::: GIVEN DATA

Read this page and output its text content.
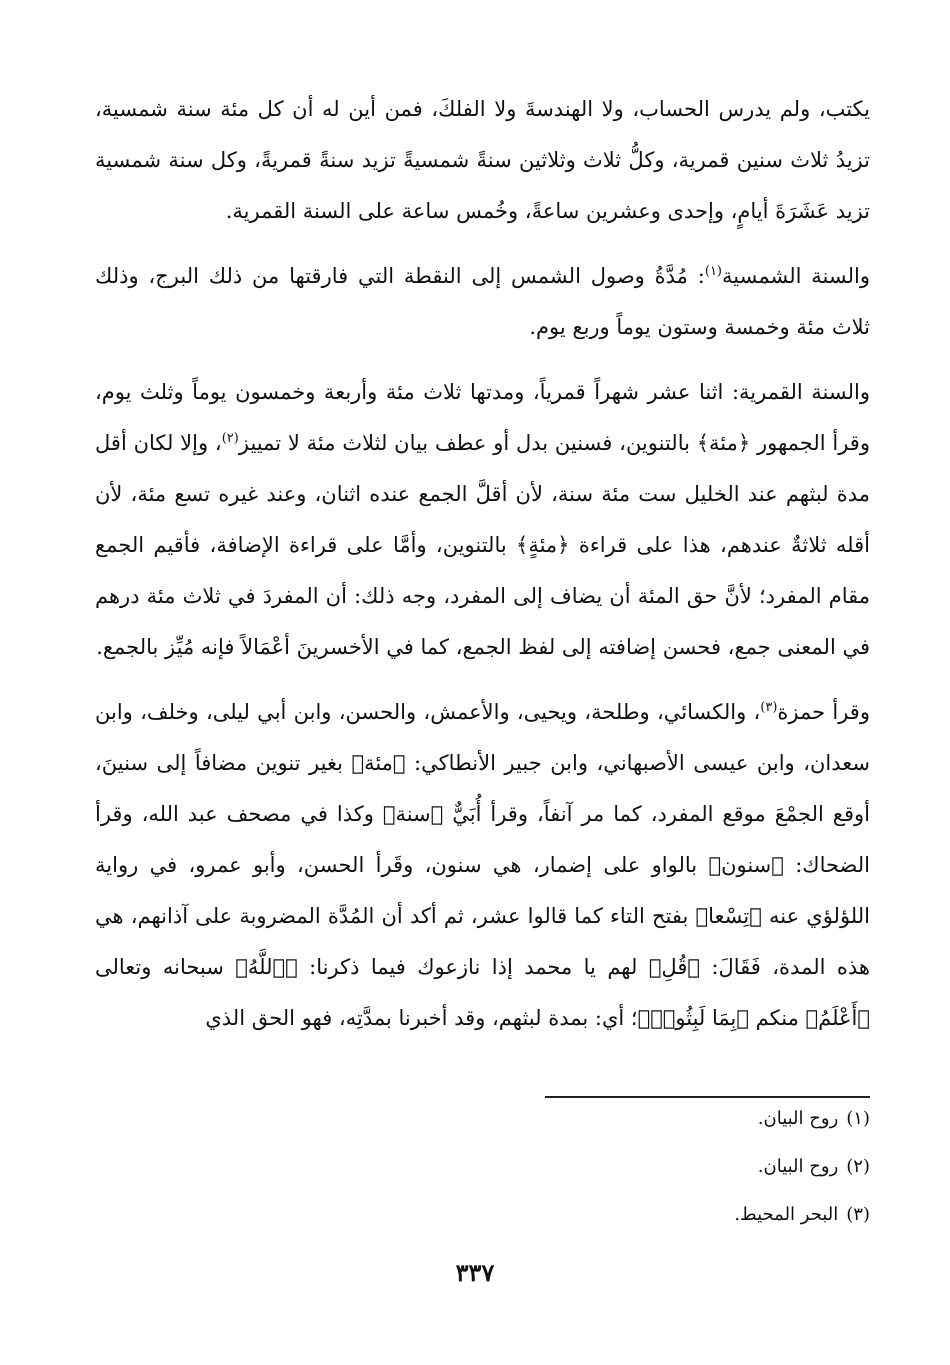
يكتب، ولم يدرس الحساب، ولا الهندسةَ ولا الفلكَ، فمن أين له أن كل مئة سنة شمسية، تزيدُ ثلاث سنين قمرية، وكلُّ ثلاث وثلاثين سنةً شمسيةً تزيد سنةً قمريةً، وكل سنة شمسية تزيد عَشَرَةَ أيامٍ، وإحدى وعشرين ساعةً، وخُمس ساعة على السنة القمرية.

والسنة الشمسية$^{(١)}$: مُدَّةُ وصول الشمس إلى النقطة التي فارقتها من ذلك البرج، وذلك ثلاث مئة وخمسة وستون يوماً وربع يوم.

والسنة القمرية: اثنا عشر شهراً قمرياً، ومدتها ثلاث مئة وأربعة وخمسون يوماً وثلث يوم، وقرأ الجمهور ﴿مئة﴾ بالتنوين، فسنين بدل أو عطف بيان لثلاث مئة لا تمييز$^{(٢)}$، وإلا لكان أقل مدة لبثهم عند الخليل ست مئة سنة، لأن أقلَّ الجمع عنده اثنان، وعند غيره تسع مئة، لأن أقله ثلاثةٌ عندهم، هذا على قراءة ﴿مئةٍ﴾ بالتنوين، وأمَّا على قراءة الإضافة، فأقيم الجمع مقام المفرد؛ لأنَّ حق المئة أن يضاف إلى المفرد، وجه ذلك: أن المفردَ في ثلاث مئة درهم في المعنى جمع، فحسن إضافته إلى لفظ الجمع، كما في الأخسرينَ أعْمَالاً فإنه مُيِّز بالجمع.

وقرأ حمزة$^{(٣)}$، والكسائي، وطلحة، ويحيى، والأعمش، والحسن، وابن أبي ليلى، وخلف، وابن سعدان، وابن عيسى الأصبهاني، وابن جبير الأنطاكي: ﴿مئة﴾ بغير تنوين مضافاً إلى سنينَ، أوقع الجمْعَ موقع المفرد، كما مر آنفاً، وقرأ أُبَيٌّ ﴿سنة﴾ وكذا في مصحف عبد الله، وقرأ الضحاك: ﴿سنون﴾ بالواو على إضمار، هي سنون، وقَرأ الحسن، وأبو عمرو، في رواية اللؤلؤي عنه ﴿تِسْعا﴾ بفتح التاء كما قالوا عشر، ثم أكد أن المُدَّة المضروبة على آذانهم، هي هذه المدة، فَقَالَ: ﴿قُلِ﴾ لهم يا محمد إذا نازعوك فيما ذكرنا: ﴿ٱللَّهُ﴾ سبحانه وتعالى ﴿أَعْلَمُ﴾ منكم ﴿بِمَا لَبِثُوا۟﴾؛ أي: بمدة لبثهم، وقد أخبرنا بمدَّتِه، فهو الحق الذي

(١)روح البيان.

(٢)روح البيان.

(٣)البحر المحيط.

٣٣٧
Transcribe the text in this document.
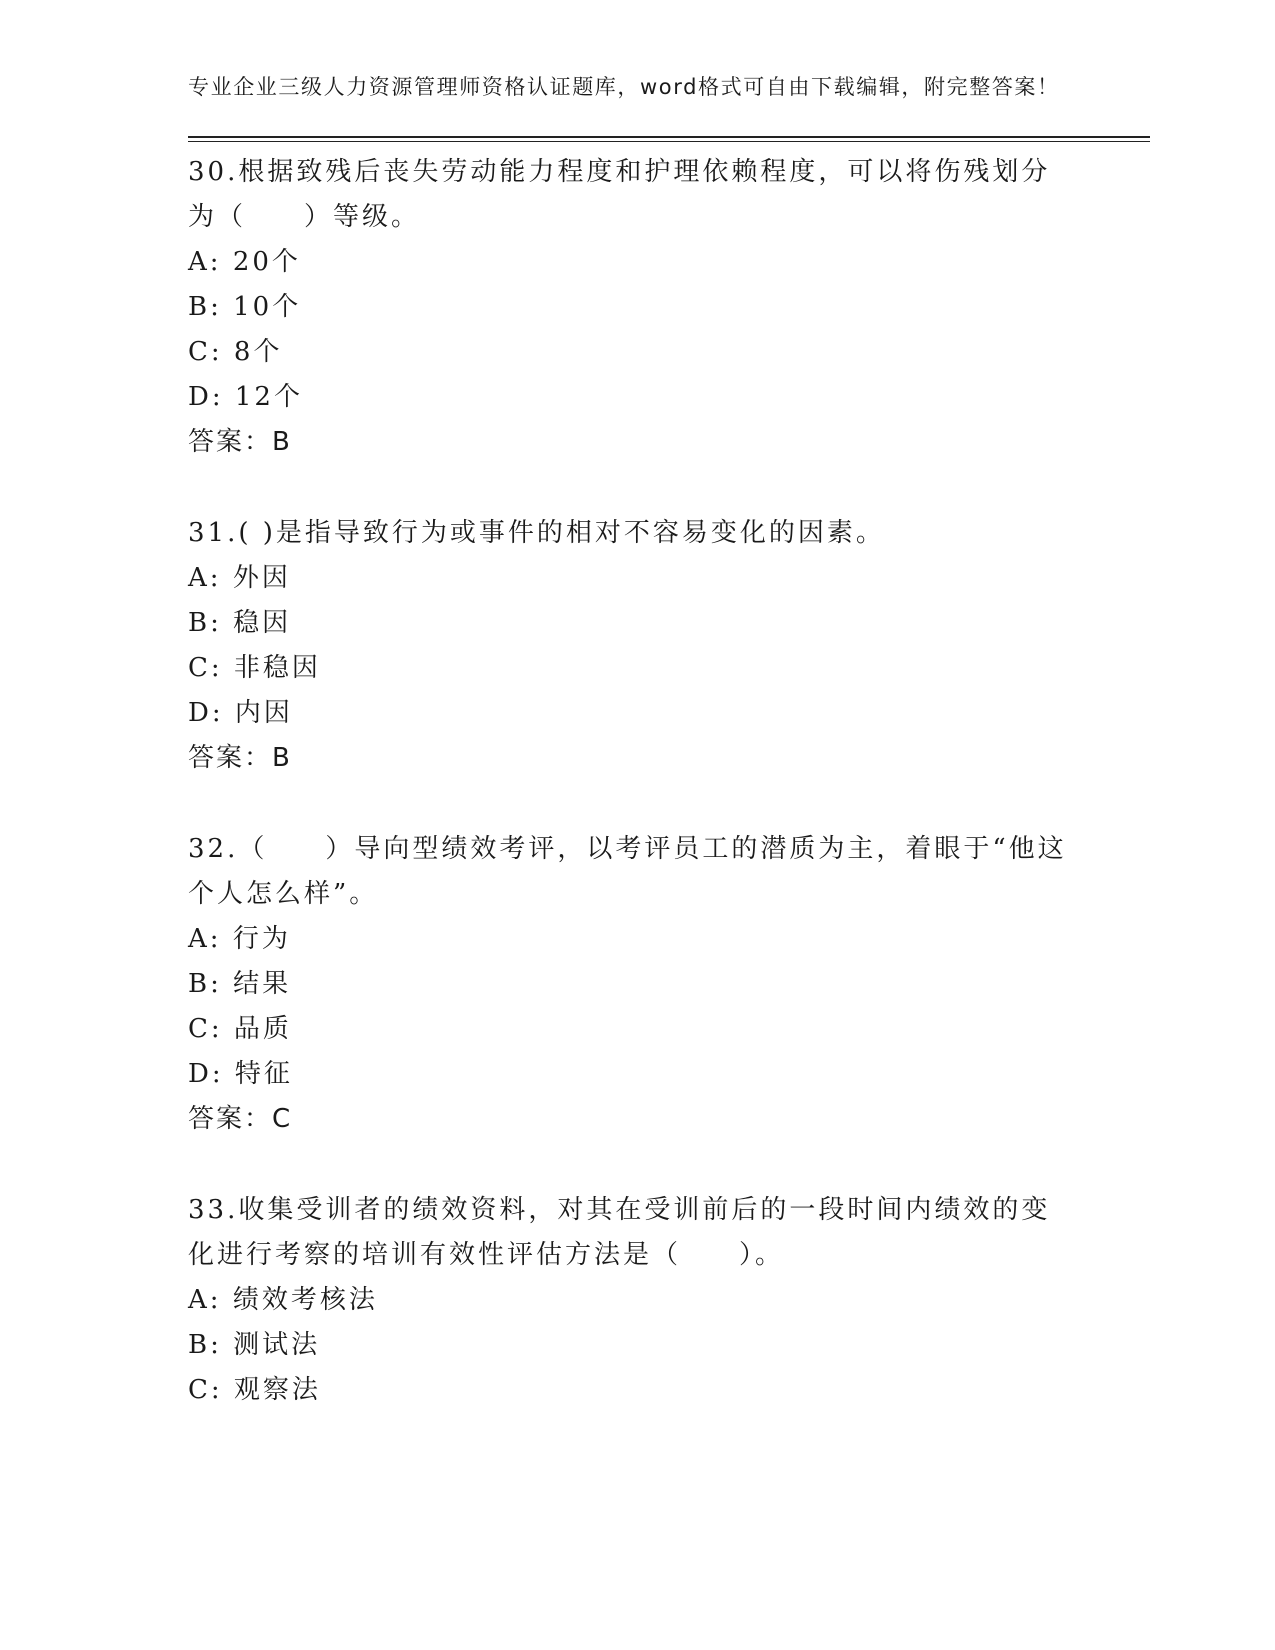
专业企业三级人力资源管理师资格认证题库，word格式可自由下载编辑，附完整答案！

30.根据致残后丧失劳动能力程度和护理依赖程度，可以将伤残划分为（　　）等级。

A: 20个

B: 10个

C: 8个

D: 12个

答案：B

31.( )是指导致行为或事件的相对不容易变化的因素。

A: 外因

B: 稳因

C: 非稳因

D: 内因

答案：B

32.（　　）导向型绩效考评，以考评员工的潜质为主，着眼于“他这个人怎么样”。

A: 行为

B: 结果

C: 品质

D: 特征

答案：C

33.收集受训者的绩效资料，对其在受训前后的一段时间内绩效的变化进行考察的培训有效性评估方法是（　　）。

A: 绩效考核法

B: 测试法

C: 观察法
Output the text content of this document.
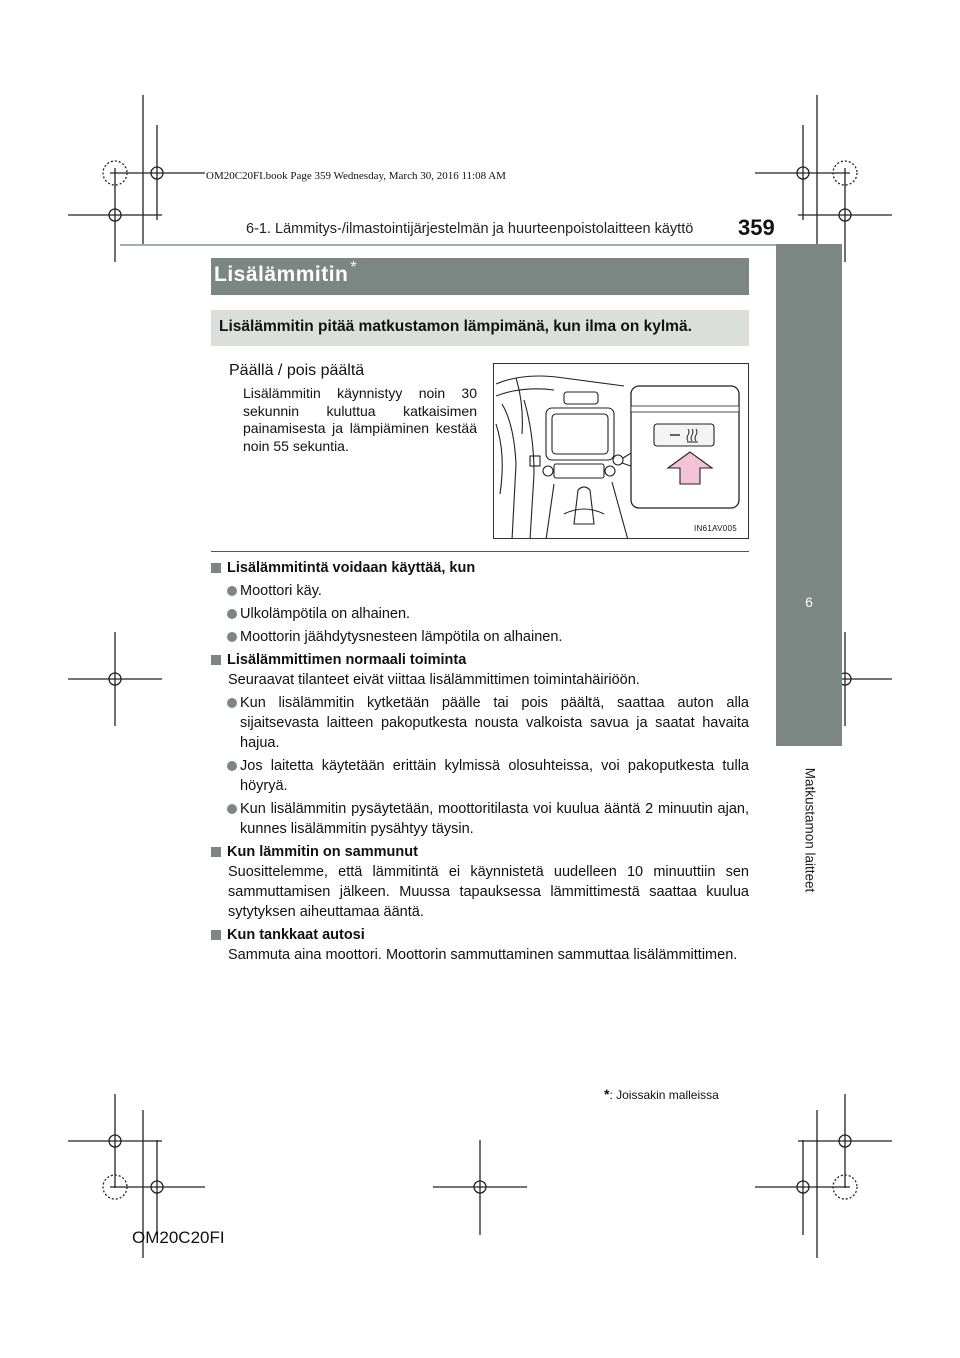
OM20C20FI.book Page 359 Wednesday, March 30, 2016 11:08 AM
6-1. Lämmitys-/ilmastointijärjestelmän ja huurteenpoistolaitteen käyttö 359
6
Matkustamon laitteet
Lisälämmitin *
Lisälämmitin pitää matkustamon lämpimänä, kun ilma on kylmä.
Päällä / pois päältä
Lisälämmitin käynnistyy noin 30 sekunnin kuluttua katkaisimen painamisesta ja lämpiäminen kestää noin 55 sekuntia.
IN61AV005
Lisälämmitintä voidaan käyttää, kun
Moottori käy.
Ulkolämpötila on alhainen.
Moottorin jäähdytysnesteen lämpötila on alhainen.
Lisälämmittimen normaali toiminta
Seuraavat tilanteet eivät viittaa lisälämmittimen toimintahäiriöön.
Kun lisälämmitin kytketään päälle tai pois päältä, saattaa auton alla sijaitsevasta laitteen pakoputkesta nousta valkoista savua ja saatat havaita hajua.
Jos laitetta käytetään erittäin kylmissä olosuhteissa, voi pakoputkesta tulla höyryä.
Kun lisälämmitin pysäytetään, moottoritilasta voi kuulua ääntä 2 minuutin ajan, kunnes lisälämmitin pysähtyy täysin.
Kun lämmitin on sammunut
Suosittelemme, että lämmitintä ei käynnistetä uudelleen 10 minuuttiin sen sammuttamisen jälkeen. Muussa tapauksessa lämmittimestä saattaa kuulua sytytyksen aiheuttamaa ääntä.
Kun tankkaat autosi
Sammuta aina moottori. Moottorin sammuttaminen sammuttaa lisälämmittimen.
*: Joissakin malleissa
OM20C20FI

::::::

Show every line of the listing in which the string "content" can be found.

-- RESPONSE TO THIS EXERCISE --
Read this page and output its text content.
Output the text content of this document.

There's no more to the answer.